-- Begin MATERIAL SHOWN --

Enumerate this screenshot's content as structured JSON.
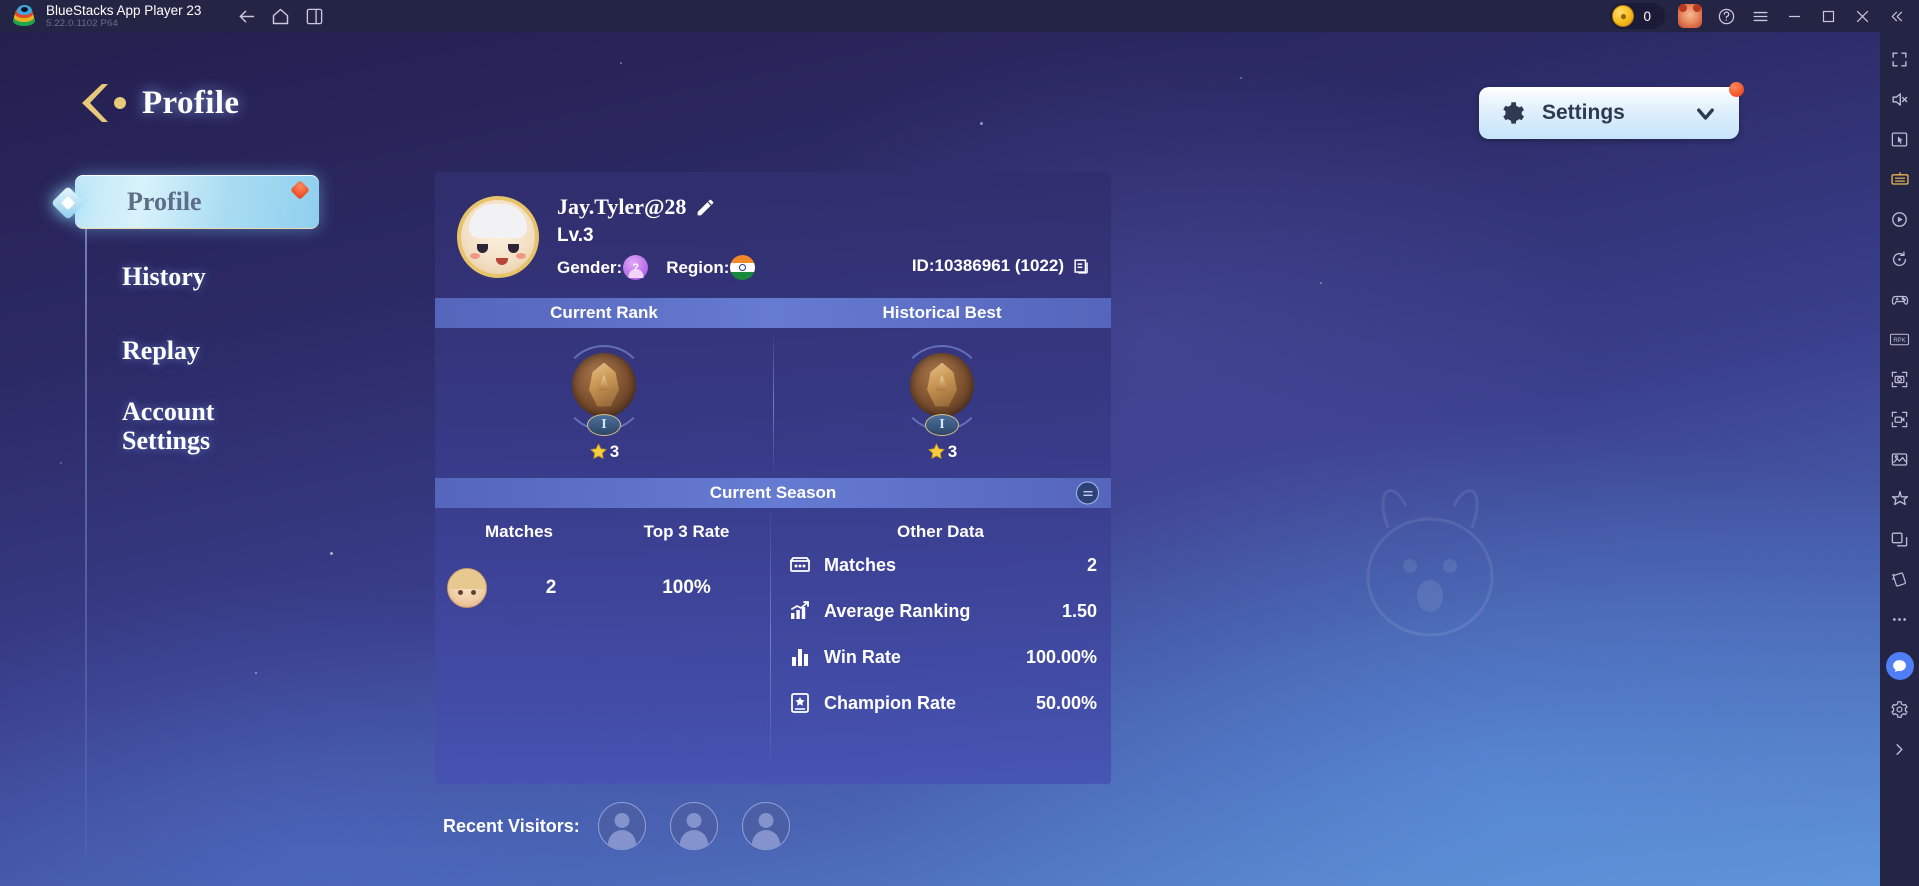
{
  "titlebar": {
    "app_name": "BlueStacks App Player 23",
    "version": "5.22.0.1102  P64",
    "logo_icon": "bluestacks-logo",
    "nav": [
      {
        "name": "back-button",
        "icon": "arrow-left-icon"
      },
      {
        "name": "home-button",
        "icon": "home-icon"
      },
      {
        "name": "multi-instance-button",
        "icon": "windows-icon"
      }
    ],
    "coin_value": "0",
    "coin_icon": "coin-icon",
    "account_icon": "bear-avatar-icon",
    "help_icon": "question-circle-icon",
    "menu_icon": "hamburger-menu-icon",
    "minimize_icon": "minimize-icon",
    "maximize_icon": "maximize-icon",
    "close_icon": "close-icon",
    "collapse_icon": "double-chevron-left-icon"
  },
  "header": {
    "title": "Profile",
    "back_icon": "gold-chevron-back-icon"
  },
  "settings": {
    "label": "Settings",
    "gear_icon": "gear-icon",
    "chevron_icon": "chevron-down-icon",
    "has_notification": true,
    "notification_color": "#e8380d"
  },
  "sidebar": {
    "items": [
      {
        "label": "Profile",
        "active": true,
        "badge": true
      },
      {
        "label": "History",
        "active": false,
        "badge": false
      },
      {
        "label": "Replay",
        "active": false,
        "badge": false
      },
      {
        "label": "Account Settings",
        "active": false,
        "badge": false
      }
    ]
  },
  "player": {
    "avatar_icon": "player-avatar",
    "username": "Jay.Tyler@28",
    "edit_icon": "edit-pencil-icon",
    "level": "Lv.3",
    "gender_label": "Gender:",
    "gender_icon": "unknown-gender-icon",
    "region_label": "Region:",
    "region_icon": "india-flag-icon",
    "id_text": "ID:10386961 (1022)",
    "copy_icon": "copy-icon"
  },
  "rank": {
    "current_label": "Current Rank",
    "historical_label": "Historical Best",
    "current": {
      "tier": "I",
      "stars": "3",
      "badge_icon": "bronze-eagle-badge"
    },
    "historical": {
      "tier": "I",
      "stars": "3",
      "badge_icon": "bronze-eagle-badge"
    },
    "star_icon": "star-icon"
  },
  "season": {
    "title": "Current Season",
    "switch_icon": "season-switch-icon",
    "columns": {
      "matches": "Matches",
      "top3": "Top 3 Rate"
    },
    "hero_row": {
      "hero_icon": "hero-portrait",
      "matches": "2",
      "top3_rate": "100%"
    },
    "other_data_title": "Other Data",
    "stats": [
      {
        "icon": "matches-board-icon",
        "label": "Matches",
        "value": "2"
      },
      {
        "icon": "trending-chart-icon",
        "label": "Average Ranking",
        "value": "1.50"
      },
      {
        "icon": "bar-chart-icon",
        "label": "Win Rate",
        "value": "100.00%"
      },
      {
        "icon": "champion-card-icon",
        "label": "Champion Rate",
        "value": "50.00%"
      }
    ]
  },
  "visitors": {
    "label": "Recent Visitors:",
    "slots": [
      {
        "icon": "empty-visitor-avatar"
      },
      {
        "icon": "empty-visitor-avatar"
      },
      {
        "icon": "empty-visitor-avatar"
      }
    ]
  },
  "rail": {
    "buttons": [
      {
        "name": "fullscreen-icon"
      },
      {
        "name": "mute-icon"
      },
      {
        "name": "cursor-icon"
      },
      {
        "name": "keymapping-icon"
      },
      {
        "name": "macro-play-icon"
      },
      {
        "name": "rotate-icon"
      },
      {
        "name": "gamepad-icon"
      },
      {
        "name": "rpk-icon"
      },
      {
        "name": "screenshot-icon"
      },
      {
        "name": "record-icon"
      },
      {
        "name": "media-manager-icon"
      },
      {
        "name": "eco-mode-icon"
      },
      {
        "name": "multi-window-icon"
      },
      {
        "name": "shake-icon"
      },
      {
        "name": "more-icon"
      },
      {
        "name": "chat-icon"
      },
      {
        "name": "settings-gear-icon"
      },
      {
        "name": "expand-icon"
      }
    ]
  },
  "theme": {
    "accent": "#5f93d6",
    "card_bg": "#3a3f8c",
    "gold": "#e7c36a",
    "notification_red": "#e8380d"
  }
}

-- End MATERIAL SHOWN --

#### TASK OBJECTIVE:
Report every line containing the word "left" from the listing above.

#### FINAL RESULT:
        "icon": "arrow-left-icon"
    "collapse_icon": "double-chevron-left-icon"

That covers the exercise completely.